[Dataset records]
****************

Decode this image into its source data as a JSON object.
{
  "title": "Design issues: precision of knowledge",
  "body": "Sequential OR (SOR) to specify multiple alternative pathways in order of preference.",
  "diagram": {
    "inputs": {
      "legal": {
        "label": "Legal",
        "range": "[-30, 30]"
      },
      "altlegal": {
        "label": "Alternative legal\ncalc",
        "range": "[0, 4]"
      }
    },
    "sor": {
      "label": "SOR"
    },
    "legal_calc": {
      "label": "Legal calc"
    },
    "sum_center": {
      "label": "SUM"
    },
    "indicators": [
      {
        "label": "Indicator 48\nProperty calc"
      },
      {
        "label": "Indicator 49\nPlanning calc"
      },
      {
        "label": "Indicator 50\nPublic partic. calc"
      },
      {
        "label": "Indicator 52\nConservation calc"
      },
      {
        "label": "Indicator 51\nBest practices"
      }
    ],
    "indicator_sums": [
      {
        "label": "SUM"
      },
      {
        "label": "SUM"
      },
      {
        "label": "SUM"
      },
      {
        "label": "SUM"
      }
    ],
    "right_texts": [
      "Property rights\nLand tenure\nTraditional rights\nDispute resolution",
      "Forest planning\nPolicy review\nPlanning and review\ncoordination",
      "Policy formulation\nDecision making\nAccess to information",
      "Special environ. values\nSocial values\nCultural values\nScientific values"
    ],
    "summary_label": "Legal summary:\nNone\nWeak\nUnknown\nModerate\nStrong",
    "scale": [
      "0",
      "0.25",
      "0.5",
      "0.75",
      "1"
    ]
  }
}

****************

• _To do_: Reproduce the whole listing word for word.

• _Final answer_:
Decode this image into its source data as a JSON object.
{
  "title": "Design issues: precision of knowledge",
  "body": "Sequential OR (SOR) to specify multiple alternative pathways in order of preference.",
  "diagram": {
    "inputs": {
      "legal": {
        "label": "Legal",
        "range": "[-30, 30]"
      },
      "altlegal": {
        "label": "Alternative legal\ncalc",
        "range": "[0, 4]"
      }
    },
    "sor": {
      "label": "SOR"
    },
    "legal_calc": {
      "label": "Legal calc"
    },
    "sum_center": {
      "label": "SUM"
    },
    "indicators": [
      {
        "label": "Indicator 48\nProperty calc"
      },
      {
        "label": "Indicator 49\nPlanning calc"
      },
      {
        "label": "Indicator 50\nPublic partic. calc"
      },
      {
        "label": "Indicator 52\nConservation calc"
      },
      {
        "label": "Indicator 51\nBest practices"
      }
    ],
    "indicator_sums": [
      {
        "label": "SUM"
      },
      {
        "label": "SUM"
      },
      {
        "label": "SUM"
      },
      {
        "label": "SUM"
      }
    ],
    "right_texts": [
      "Property rights\nLand tenure\nTraditional rights\nDispute resolution",
      "Forest planning\nPolicy review\nPlanning and review\ncoordination",
      "Policy formulation\nDecision making\nAccess to information",
      "Special environ. values\nSocial values\nCultural values\nScientific values"
    ],
    "summary_label": "Legal summary:\nNone\nWeak\nUnknown\nModerate\nStrong",
    "scale": [
      "0",
      "0.25",
      "0.5",
      "0.75",
      "1"
    ]
  }
}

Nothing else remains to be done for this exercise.